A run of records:
--- begin ---

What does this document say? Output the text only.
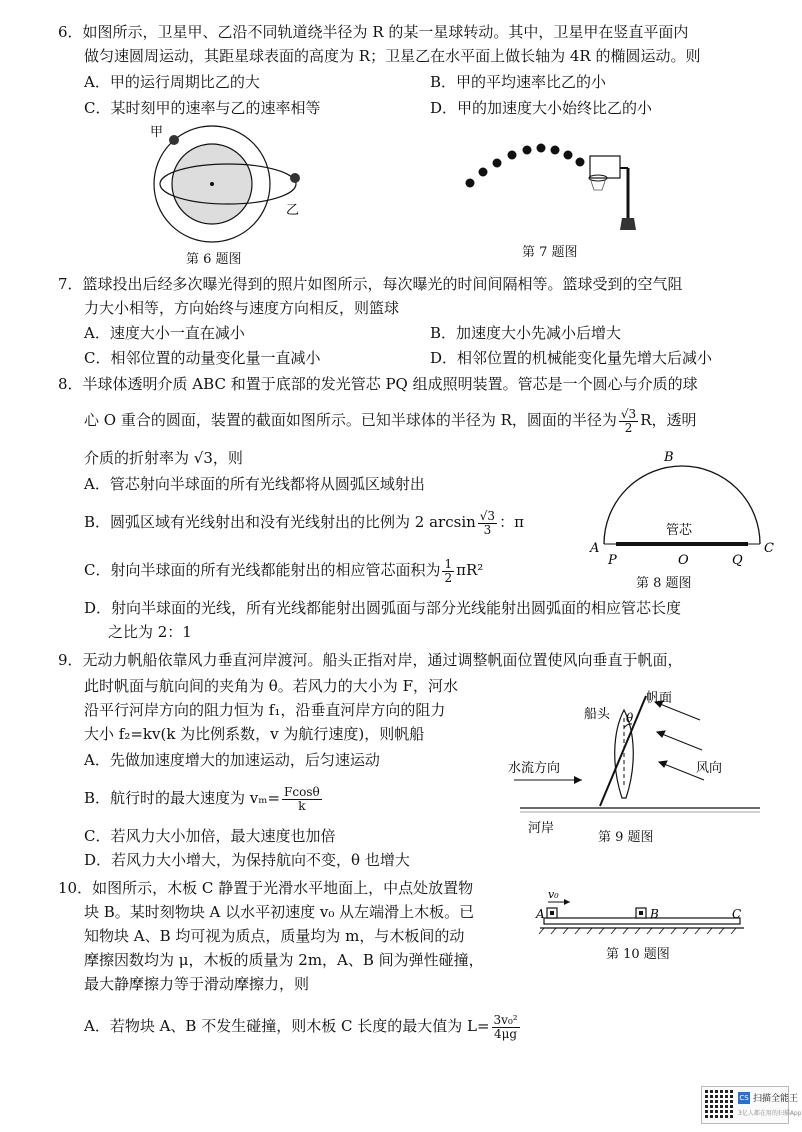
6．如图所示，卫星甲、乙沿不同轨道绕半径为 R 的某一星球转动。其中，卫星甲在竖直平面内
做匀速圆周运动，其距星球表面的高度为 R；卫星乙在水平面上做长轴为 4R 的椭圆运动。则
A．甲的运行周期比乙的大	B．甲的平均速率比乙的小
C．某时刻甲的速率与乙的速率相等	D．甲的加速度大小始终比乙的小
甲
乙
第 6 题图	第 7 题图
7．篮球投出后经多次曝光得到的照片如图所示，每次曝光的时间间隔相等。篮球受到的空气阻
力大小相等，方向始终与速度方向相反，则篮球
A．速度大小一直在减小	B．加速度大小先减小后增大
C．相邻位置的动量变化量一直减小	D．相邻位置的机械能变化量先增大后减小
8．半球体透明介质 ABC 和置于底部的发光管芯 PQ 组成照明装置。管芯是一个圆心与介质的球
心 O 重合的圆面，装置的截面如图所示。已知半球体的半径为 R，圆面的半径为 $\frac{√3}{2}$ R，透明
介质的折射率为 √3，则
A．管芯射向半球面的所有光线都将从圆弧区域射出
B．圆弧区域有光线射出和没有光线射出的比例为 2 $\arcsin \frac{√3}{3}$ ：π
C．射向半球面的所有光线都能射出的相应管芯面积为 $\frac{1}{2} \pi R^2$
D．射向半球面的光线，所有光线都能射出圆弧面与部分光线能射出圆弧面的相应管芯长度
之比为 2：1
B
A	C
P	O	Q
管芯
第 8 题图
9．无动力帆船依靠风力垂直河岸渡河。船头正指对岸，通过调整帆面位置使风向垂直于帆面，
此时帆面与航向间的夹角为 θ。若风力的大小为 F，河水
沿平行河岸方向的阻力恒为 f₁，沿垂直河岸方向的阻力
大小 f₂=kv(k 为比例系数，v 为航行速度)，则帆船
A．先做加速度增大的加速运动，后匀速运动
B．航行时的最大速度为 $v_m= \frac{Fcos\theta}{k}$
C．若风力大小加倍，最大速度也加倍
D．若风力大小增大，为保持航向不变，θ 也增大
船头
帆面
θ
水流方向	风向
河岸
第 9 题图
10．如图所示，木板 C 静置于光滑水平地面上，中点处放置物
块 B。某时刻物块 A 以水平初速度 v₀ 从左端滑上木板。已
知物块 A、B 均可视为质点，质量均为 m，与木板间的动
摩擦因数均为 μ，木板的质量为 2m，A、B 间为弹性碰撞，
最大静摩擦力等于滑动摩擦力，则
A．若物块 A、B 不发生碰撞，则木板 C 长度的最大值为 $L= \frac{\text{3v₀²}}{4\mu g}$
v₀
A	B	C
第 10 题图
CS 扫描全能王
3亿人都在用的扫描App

--- end ---
--- begin ---

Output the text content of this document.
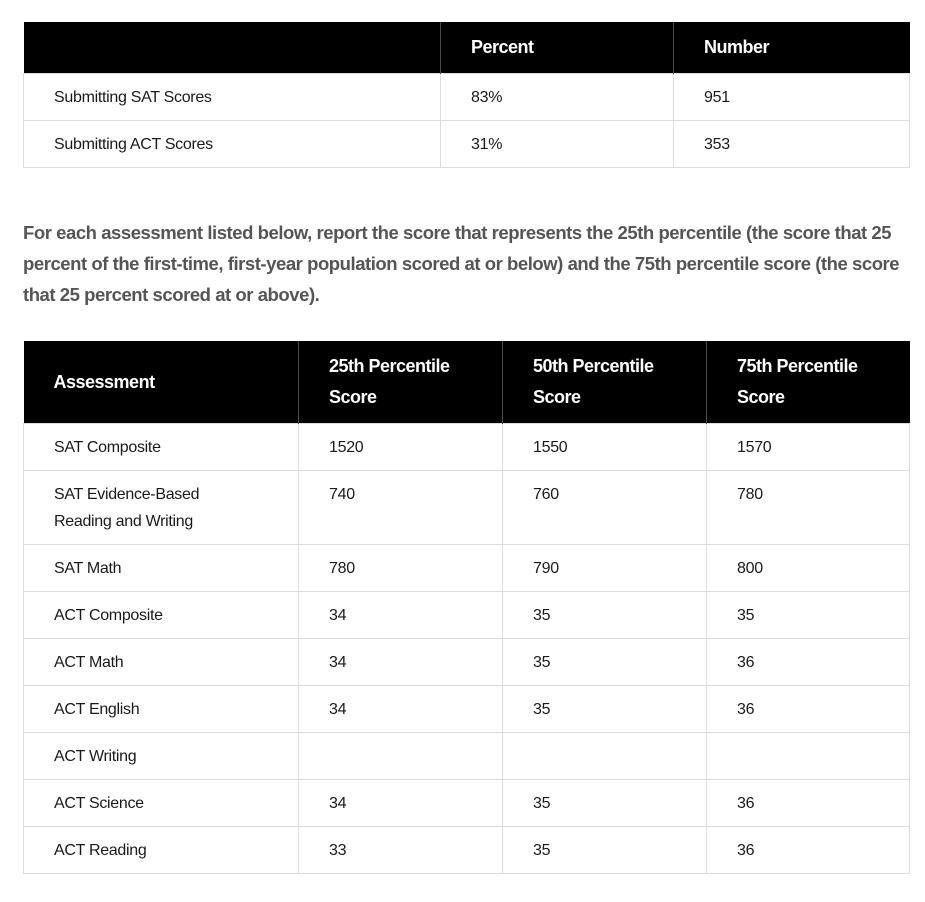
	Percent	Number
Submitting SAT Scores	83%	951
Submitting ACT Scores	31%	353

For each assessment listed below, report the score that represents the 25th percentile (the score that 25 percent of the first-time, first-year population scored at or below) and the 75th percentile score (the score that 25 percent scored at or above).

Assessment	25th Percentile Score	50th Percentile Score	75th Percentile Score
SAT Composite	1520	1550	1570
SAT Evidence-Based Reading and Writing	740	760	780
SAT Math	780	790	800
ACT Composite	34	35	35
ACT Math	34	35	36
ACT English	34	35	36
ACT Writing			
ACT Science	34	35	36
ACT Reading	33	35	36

--- end ---

Requirements: Find the lines holding "text" and list every one.

The completed task:
What does this document say? Output the text only.
A．若物块 A、B 不发生碰撞，则木板 C 长度的最大值为 $L= \frac{\text{3v₀²}}{4\mu g}$
Output the text content of this document.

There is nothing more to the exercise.